=== Given instruction ===
Print all of the data exactly.

=== Materials provided ===
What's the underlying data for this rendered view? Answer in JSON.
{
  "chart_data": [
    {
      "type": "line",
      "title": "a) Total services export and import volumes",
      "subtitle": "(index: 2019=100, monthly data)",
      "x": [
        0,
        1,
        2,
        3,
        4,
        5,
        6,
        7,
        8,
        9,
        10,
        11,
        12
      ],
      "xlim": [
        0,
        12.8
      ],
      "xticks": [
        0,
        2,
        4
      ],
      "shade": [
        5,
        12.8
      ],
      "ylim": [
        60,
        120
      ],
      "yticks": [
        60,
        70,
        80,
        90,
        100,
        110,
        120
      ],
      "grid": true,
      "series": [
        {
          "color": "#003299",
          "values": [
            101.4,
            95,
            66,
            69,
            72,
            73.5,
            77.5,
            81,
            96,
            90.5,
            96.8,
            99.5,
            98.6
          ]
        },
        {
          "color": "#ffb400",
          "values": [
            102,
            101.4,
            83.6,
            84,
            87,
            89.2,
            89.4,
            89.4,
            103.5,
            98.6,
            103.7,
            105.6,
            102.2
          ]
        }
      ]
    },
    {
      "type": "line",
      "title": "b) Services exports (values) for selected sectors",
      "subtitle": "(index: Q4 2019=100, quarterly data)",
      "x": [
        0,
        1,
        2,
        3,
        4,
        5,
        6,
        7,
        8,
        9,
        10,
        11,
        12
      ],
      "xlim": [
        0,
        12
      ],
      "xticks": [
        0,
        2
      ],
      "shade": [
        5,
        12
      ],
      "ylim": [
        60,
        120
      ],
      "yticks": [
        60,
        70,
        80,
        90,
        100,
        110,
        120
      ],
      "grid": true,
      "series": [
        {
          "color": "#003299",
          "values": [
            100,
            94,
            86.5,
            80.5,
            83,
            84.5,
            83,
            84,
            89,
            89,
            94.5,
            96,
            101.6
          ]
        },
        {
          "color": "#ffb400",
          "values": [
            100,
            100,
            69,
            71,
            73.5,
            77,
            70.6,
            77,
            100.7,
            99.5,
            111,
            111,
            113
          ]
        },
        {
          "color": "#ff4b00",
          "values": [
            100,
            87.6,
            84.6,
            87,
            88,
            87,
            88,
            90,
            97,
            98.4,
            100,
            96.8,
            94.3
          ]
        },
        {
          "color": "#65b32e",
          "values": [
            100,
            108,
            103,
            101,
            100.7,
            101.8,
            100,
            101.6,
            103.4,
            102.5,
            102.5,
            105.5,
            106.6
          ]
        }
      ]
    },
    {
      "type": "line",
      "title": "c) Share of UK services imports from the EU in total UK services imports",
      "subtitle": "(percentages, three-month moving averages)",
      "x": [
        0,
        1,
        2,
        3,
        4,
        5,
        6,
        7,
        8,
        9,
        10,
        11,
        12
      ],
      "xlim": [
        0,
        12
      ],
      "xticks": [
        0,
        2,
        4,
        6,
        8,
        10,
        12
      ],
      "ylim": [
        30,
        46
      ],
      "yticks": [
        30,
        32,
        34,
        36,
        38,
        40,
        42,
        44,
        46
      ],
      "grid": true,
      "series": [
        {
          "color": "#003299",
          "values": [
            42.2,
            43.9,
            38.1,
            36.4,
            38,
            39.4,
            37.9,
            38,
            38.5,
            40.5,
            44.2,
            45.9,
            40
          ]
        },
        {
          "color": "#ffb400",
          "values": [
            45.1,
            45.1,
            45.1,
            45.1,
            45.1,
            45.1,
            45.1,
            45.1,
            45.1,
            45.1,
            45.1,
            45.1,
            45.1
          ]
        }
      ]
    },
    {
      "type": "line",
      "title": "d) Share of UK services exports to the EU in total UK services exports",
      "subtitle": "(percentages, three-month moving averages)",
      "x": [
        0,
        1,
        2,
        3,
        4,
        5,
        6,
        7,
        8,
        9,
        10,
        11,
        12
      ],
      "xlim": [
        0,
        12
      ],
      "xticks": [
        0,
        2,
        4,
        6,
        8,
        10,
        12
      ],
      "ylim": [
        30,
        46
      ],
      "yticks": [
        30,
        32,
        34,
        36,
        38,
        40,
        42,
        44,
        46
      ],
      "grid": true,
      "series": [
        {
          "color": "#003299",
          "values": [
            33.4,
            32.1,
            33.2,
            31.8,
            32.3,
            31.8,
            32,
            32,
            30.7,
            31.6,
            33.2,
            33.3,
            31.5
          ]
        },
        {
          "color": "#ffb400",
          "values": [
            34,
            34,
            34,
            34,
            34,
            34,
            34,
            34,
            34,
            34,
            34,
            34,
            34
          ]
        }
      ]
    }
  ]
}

=== Complete output ===
What's the underlying data for this rendered view? Answer in JSON.
{
  "chart_data": [
    {
      "type": "line",
      "title": "a) Total services export and import volumes",
      "subtitle": "(index: 2019=100, monthly data)",
      "x": [
        0,
        1,
        2,
        3,
        4,
        5,
        6,
        7,
        8,
        9,
        10,
        11,
        12
      ],
      "xlim": [
        0,
        12.8
      ],
      "xticks": [
        0,
        2,
        4
      ],
      "shade": [
        5,
        12.8
      ],
      "ylim": [
        60,
        120
      ],
      "yticks": [
        60,
        70,
        80,
        90,
        100,
        110,
        120
      ],
      "grid": true,
      "series": [
        {
          "color": "#003299",
          "values": [
            101.4,
            95,
            66,
            69,
            72,
            73.5,
            77.5,
            81,
            96,
            90.5,
            96.8,
            99.5,
            98.6
          ]
        },
        {
          "color": "#ffb400",
          "values": [
            102,
            101.4,
            83.6,
            84,
            87,
            89.2,
            89.4,
            89.4,
            103.5,
            98.6,
            103.7,
            105.6,
            102.2
          ]
        }
      ]
    },
    {
      "type": "line",
      "title": "b) Services exports (values) for selected sectors",
      "subtitle": "(index: Q4 2019=100, quarterly data)",
      "x": [
        0,
        1,
        2,
        3,
        4,
        5,
        6,
        7,
        8,
        9,
        10,
        11,
        12
      ],
      "xlim": [
        0,
        12
      ],
      "xticks": [
        0,
        2
      ],
      "shade": [
        5,
        12
      ],
      "ylim": [
        60,
        120
      ],
      "yticks": [
        60,
        70,
        80,
        90,
        100,
        110,
        120
      ],
      "grid": true,
      "series": [
        {
          "color": "#003299",
          "values": [
            100,
            94,
            86.5,
            80.5,
            83,
            84.5,
            83,
            84,
            89,
            89,
            94.5,
            96,
            101.6
          ]
        },
        {
          "color": "#ffb400",
          "values": [
            100,
            100,
            69,
            71,
            73.5,
            77,
            70.6,
            77,
            100.7,
            99.5,
            111,
            111,
            113
          ]
        },
        {
          "color": "#ff4b00",
          "values": [
            100,
            87.6,
            84.6,
            87,
            88,
            87,
            88,
            90,
            97,
            98.4,
            100,
            96.8,
            94.3
          ]
        },
        {
          "color": "#65b32e",
          "values": [
            100,
            108,
            103,
            101,
            100.7,
            101.8,
            100,
            101.6,
            103.4,
            102.5,
            102.5,
            105.5,
            106.6
          ]
        }
      ]
    },
    {
      "type": "line",
      "title": "c) Share of UK services imports from the EU in total UK services imports",
      "subtitle": "(percentages, three-month moving averages)",
      "x": [
        0,
        1,
        2,
        3,
        4,
        5,
        6,
        7,
        8,
        9,
        10,
        11,
        12
      ],
      "xlim": [
        0,
        12
      ],
      "xticks": [
        0,
        2,
        4,
        6,
        8,
        10,
        12
      ],
      "ylim": [
        30,
        46
      ],
      "yticks": [
        30,
        32,
        34,
        36,
        38,
        40,
        42,
        44,
        46
      ],
      "grid": true,
      "series": [
        {
          "color": "#003299",
          "values": [
            42.2,
            43.9,
            38.1,
            36.4,
            38,
            39.4,
            37.9,
            38,
            38.5,
            40.5,
            44.2,
            45.9,
            40
          ]
        },
        {
          "color": "#ffb400",
          "values": [
            45.1,
            45.1,
            45.1,
            45.1,
            45.1,
            45.1,
            45.1,
            45.1,
            45.1,
            45.1,
            45.1,
            45.1,
            45.1
          ]
        }
      ]
    },
    {
      "type": "line",
      "title": "d) Share of UK services exports to the EU in total UK services exports",
      "subtitle": "(percentages, three-month moving averages)",
      "x": [
        0,
        1,
        2,
        3,
        4,
        5,
        6,
        7,
        8,
        9,
        10,
        11,
        12
      ],
      "xlim": [
        0,
        12
      ],
      "xticks": [
        0,
        2,
        4,
        6,
        8,
        10,
        12
      ],
      "ylim": [
        30,
        46
      ],
      "yticks": [
        30,
        32,
        34,
        36,
        38,
        40,
        42,
        44,
        46
      ],
      "grid": true,
      "series": [
        {
          "color": "#003299",
          "values": [
            33.4,
            32.1,
            33.2,
            31.8,
            32.3,
            31.8,
            32,
            32,
            30.7,
            31.6,
            33.2,
            33.3,
            31.5
          ]
        },
        {
          "color": "#ffb400",
          "values": [
            34,
            34,
            34,
            34,
            34,
            34,
            34,
            34,
            34,
            34,
            34,
            34,
            34
          ]
        }
      ]
    }
  ]
}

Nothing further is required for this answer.